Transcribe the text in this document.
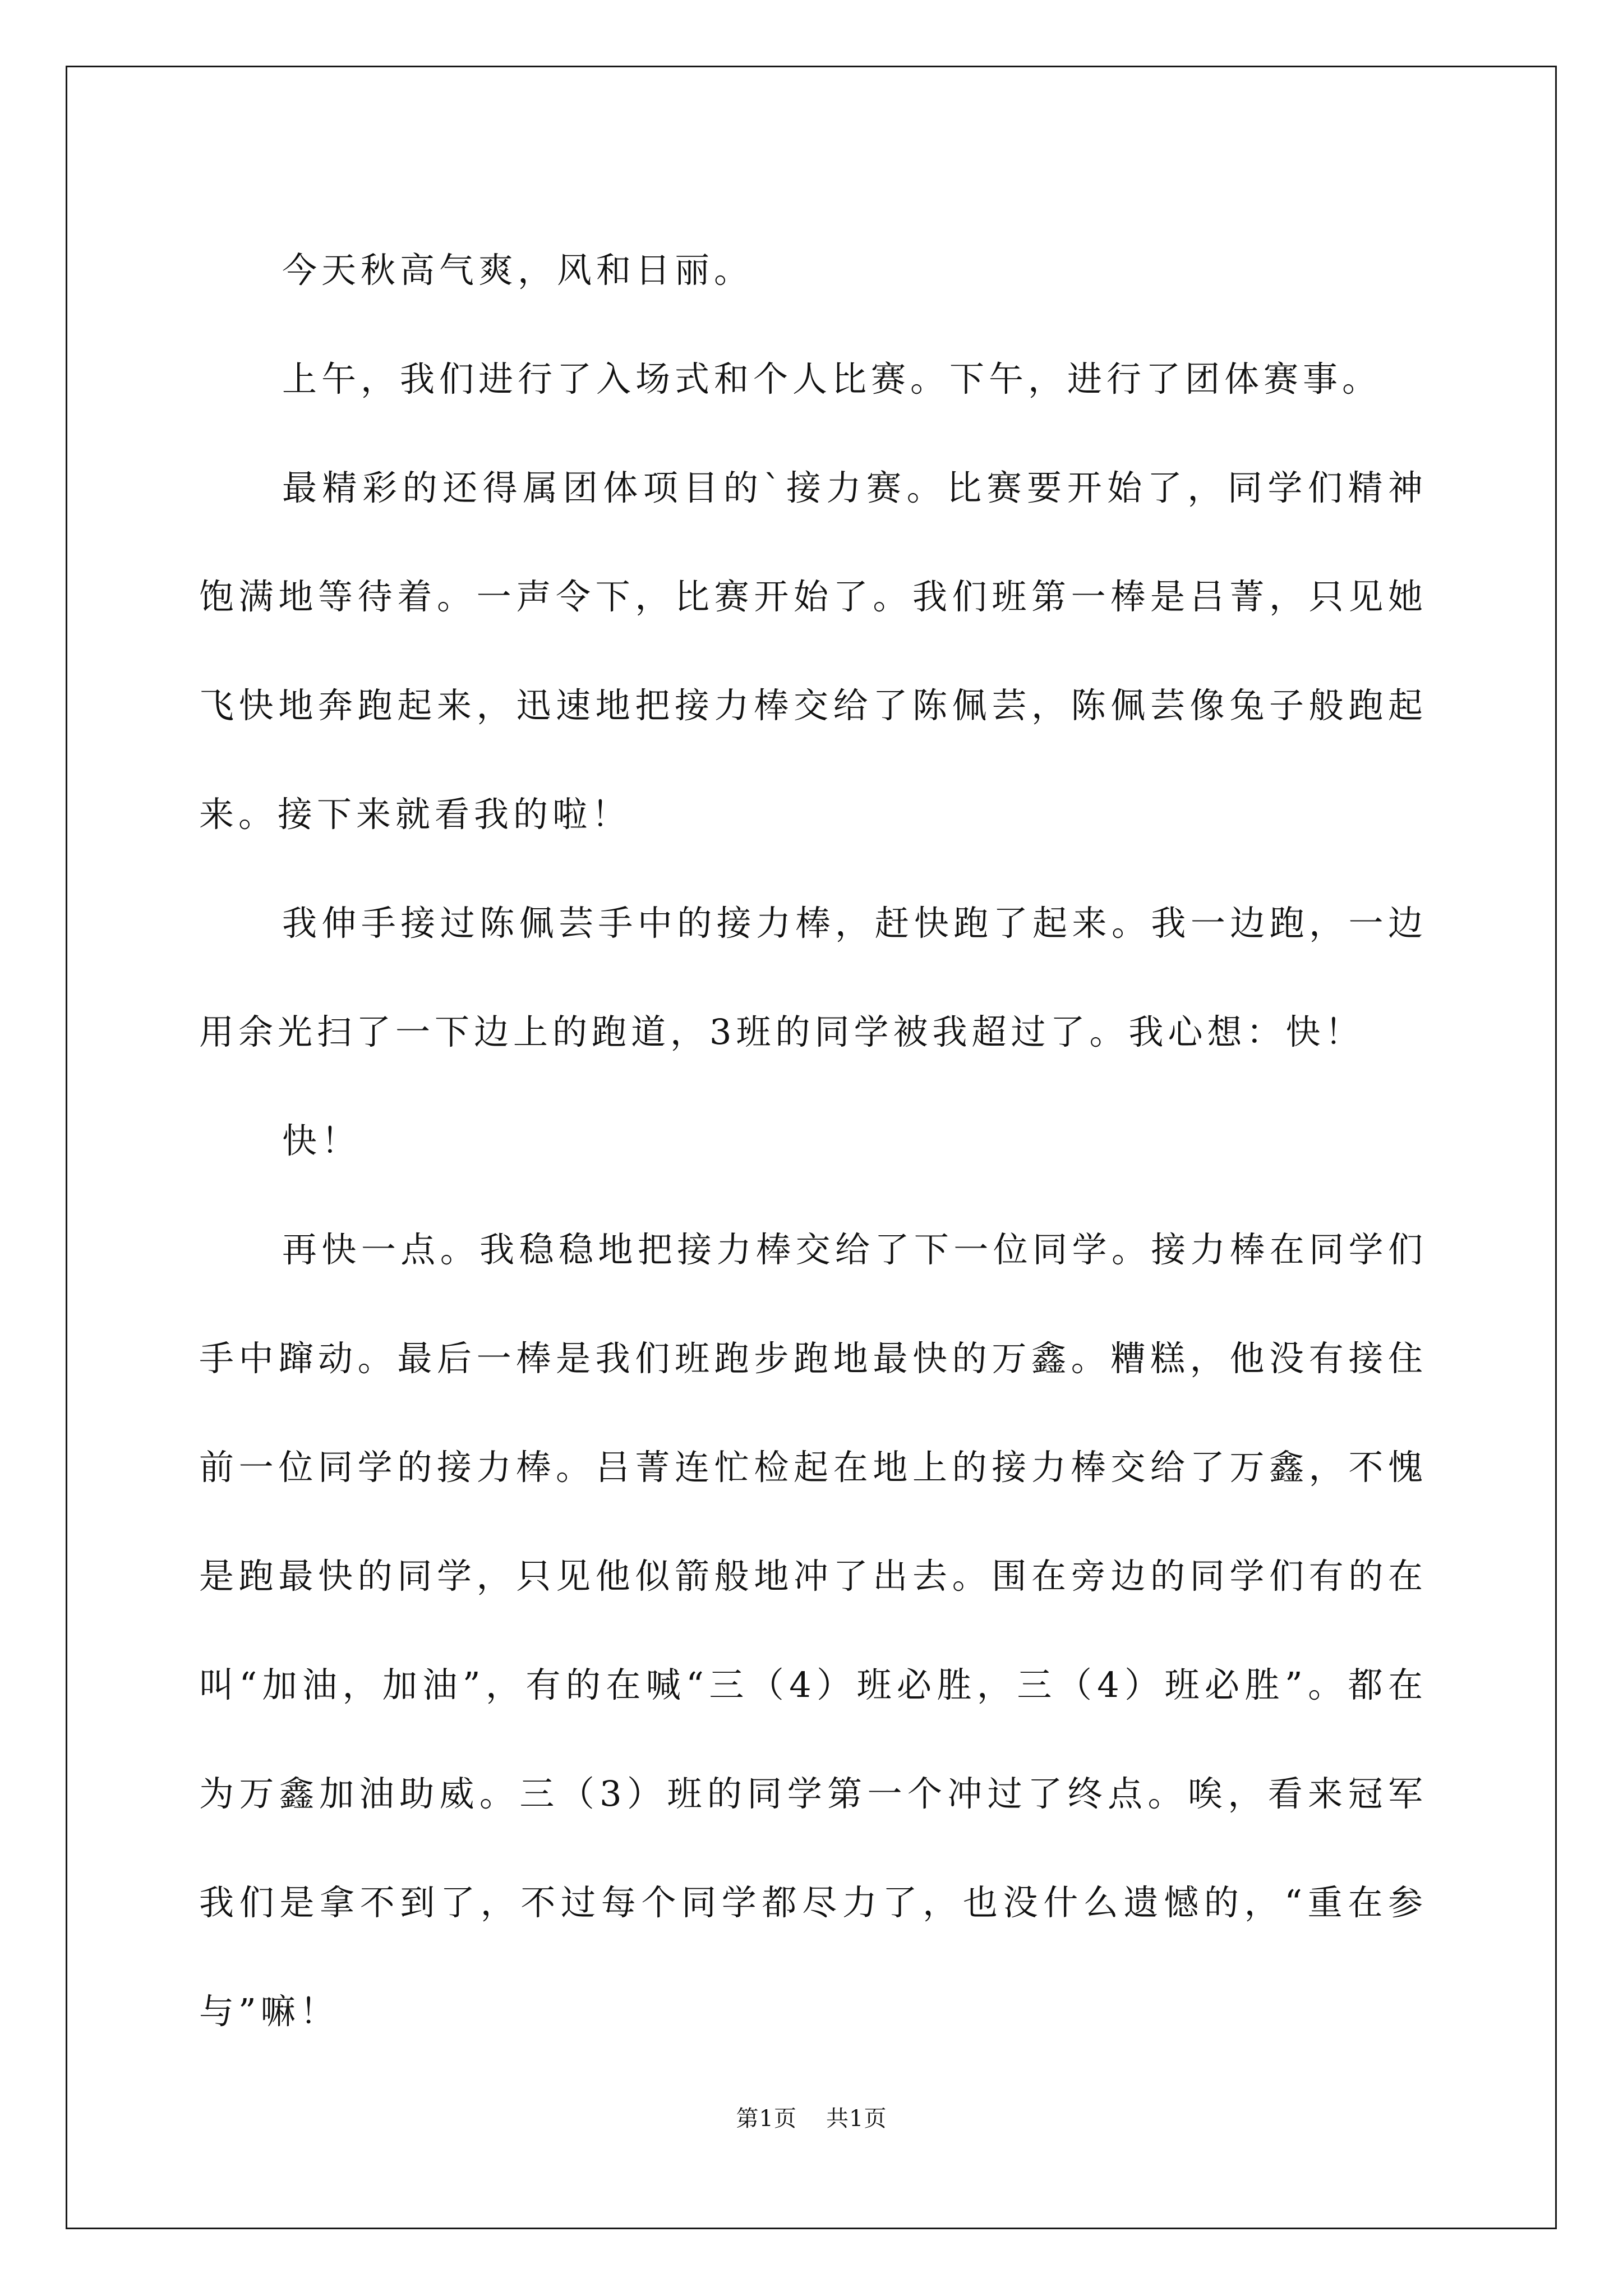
今天秋高气爽，风和日丽。

上午，我们进行了入场式和个人比赛。下午，进行了团体赛事。

最精彩的还得属团体项目的`接力赛。比赛要开始了，同学们精神饱满地等待着。一声令下，比赛开始了。我们班第一棒是吕菁，只见她飞快地奔跑起来，迅速地把接力棒交给了陈佩芸，陈佩芸像兔子般跑起来。接下来就看我的啦！

我伸手接过陈佩芸手中的接力棒，赶快跑了起来。我一边跑，一边用余光扫了一下边上的跑道，3班的同学被我超过了。我心想：快！

快！

再快一点。我稳稳地把接力棒交给了下一位同学。接力棒在同学们手中蹿动。最后一棒是我们班跑步跑地最快的万鑫。糟糕，他没有接住前一位同学的接力棒。吕菁连忙检起在地上的接力棒交给了万鑫，不愧是跑最快的同学，只见他似箭般地冲了出去。围在旁边的同学们有的在叫“加油，加油”，有的在喊“三（4）班必胜，三（4）班必胜”。都在为万鑫加油助威。三（3）班的同学第一个冲过了终点。唉，看来冠军我们是拿不到了，不过每个同学都尽力了，也没什么遗憾的，“重在参与”嘛！

第1页 共1页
════════════════
THE PROBLEM: Quote the records in full and exactly; skip any image.

ANSWER FOR THE TASK:
Transcribe the text in this document.
今天秋高气爽，风和日丽。

上午，我们进行了入场式和个人比赛。下午，进行了团体赛事。

最精彩的还得属团体项目的`接力赛。比赛要开始了，同学们精神饱满地等待着。一声令下，比赛开始了。我们班第一棒是吕菁，只见她飞快地奔跑起来，迅速地把接力棒交给了陈佩芸，陈佩芸像兔子般跑起来。接下来就看我的啦！

我伸手接过陈佩芸手中的接力棒，赶快跑了起来。我一边跑，一边用余光扫了一下边上的跑道，3班的同学被我超过了。我心想：快！

快！

再快一点。我稳稳地把接力棒交给了下一位同学。接力棒在同学们手中蹿动。最后一棒是我们班跑步跑地最快的万鑫。糟糕，他没有接住前一位同学的接力棒。吕菁连忙检起在地上的接力棒交给了万鑫，不愧是跑最快的同学，只见他似箭般地冲了出去。围在旁边的同学们有的在叫“加油，加油”，有的在喊“三（4）班必胜，三（4）班必胜”。都在为万鑫加油助威。三（3）班的同学第一个冲过了终点。唉，看来冠军我们是拿不到了，不过每个同学都尽力了，也没什么遗憾的，“重在参与”嘛！

第1页 共1页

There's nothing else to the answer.